Stored records:
◆ ◆ ◆

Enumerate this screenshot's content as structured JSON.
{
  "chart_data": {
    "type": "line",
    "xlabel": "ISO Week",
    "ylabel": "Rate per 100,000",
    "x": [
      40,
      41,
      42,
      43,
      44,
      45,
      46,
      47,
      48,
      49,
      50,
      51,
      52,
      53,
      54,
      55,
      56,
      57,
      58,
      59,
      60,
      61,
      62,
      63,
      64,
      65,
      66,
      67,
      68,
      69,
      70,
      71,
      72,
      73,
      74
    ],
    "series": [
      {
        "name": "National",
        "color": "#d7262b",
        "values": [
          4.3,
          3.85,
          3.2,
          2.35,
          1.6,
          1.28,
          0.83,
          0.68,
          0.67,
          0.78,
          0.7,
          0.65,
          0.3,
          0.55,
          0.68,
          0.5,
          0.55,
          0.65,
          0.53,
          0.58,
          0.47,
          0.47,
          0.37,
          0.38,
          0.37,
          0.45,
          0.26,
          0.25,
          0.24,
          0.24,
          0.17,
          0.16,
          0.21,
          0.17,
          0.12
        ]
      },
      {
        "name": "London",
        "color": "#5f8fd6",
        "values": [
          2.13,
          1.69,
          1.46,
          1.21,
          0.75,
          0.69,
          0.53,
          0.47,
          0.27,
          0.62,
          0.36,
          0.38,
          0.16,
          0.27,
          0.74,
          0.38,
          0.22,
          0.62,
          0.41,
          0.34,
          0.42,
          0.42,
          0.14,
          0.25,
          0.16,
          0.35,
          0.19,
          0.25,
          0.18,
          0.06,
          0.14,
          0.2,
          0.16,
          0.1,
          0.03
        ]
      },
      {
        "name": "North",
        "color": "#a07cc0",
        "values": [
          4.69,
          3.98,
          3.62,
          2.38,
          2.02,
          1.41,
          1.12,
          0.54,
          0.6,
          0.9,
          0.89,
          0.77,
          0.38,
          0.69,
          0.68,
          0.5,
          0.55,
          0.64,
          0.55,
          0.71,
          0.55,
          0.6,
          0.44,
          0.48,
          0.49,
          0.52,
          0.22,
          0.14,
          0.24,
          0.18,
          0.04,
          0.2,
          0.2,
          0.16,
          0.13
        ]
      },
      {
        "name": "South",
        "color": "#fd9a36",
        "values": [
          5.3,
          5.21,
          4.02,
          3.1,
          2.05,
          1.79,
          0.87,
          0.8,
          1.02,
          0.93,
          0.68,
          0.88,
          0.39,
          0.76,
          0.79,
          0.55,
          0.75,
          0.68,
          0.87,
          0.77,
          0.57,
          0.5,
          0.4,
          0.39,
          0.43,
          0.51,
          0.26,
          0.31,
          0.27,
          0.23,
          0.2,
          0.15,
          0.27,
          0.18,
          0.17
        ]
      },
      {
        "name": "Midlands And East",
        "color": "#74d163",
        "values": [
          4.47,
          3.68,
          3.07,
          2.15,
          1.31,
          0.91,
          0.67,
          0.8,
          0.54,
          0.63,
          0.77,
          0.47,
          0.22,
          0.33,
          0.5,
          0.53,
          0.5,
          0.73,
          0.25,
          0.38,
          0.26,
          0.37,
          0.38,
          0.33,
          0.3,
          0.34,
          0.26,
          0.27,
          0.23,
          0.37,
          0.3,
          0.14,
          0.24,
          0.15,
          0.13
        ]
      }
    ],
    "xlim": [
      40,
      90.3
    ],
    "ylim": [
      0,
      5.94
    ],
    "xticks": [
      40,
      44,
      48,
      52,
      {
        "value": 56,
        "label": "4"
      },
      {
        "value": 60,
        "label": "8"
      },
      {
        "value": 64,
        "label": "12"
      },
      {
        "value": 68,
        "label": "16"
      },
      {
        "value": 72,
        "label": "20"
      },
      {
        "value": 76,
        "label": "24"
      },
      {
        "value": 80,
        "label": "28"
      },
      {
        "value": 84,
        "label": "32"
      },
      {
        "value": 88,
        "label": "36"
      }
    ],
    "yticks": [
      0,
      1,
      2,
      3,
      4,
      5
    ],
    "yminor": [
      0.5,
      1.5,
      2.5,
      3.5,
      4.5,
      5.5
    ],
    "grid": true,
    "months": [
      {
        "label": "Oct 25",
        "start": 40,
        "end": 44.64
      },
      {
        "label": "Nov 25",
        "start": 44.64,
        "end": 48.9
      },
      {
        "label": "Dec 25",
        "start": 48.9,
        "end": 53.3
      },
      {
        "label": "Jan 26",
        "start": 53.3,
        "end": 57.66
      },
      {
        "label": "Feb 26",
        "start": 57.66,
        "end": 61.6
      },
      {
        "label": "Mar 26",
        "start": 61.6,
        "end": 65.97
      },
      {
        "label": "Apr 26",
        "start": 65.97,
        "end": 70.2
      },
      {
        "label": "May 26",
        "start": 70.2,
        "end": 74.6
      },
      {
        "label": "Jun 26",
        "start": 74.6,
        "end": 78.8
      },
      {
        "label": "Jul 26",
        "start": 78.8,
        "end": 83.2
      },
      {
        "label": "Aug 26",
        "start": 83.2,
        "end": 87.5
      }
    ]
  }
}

◆ ◆ ◆

Directive: How many lines in these entries contain the string "start"? State the number and nothing more.

Result of the task: 11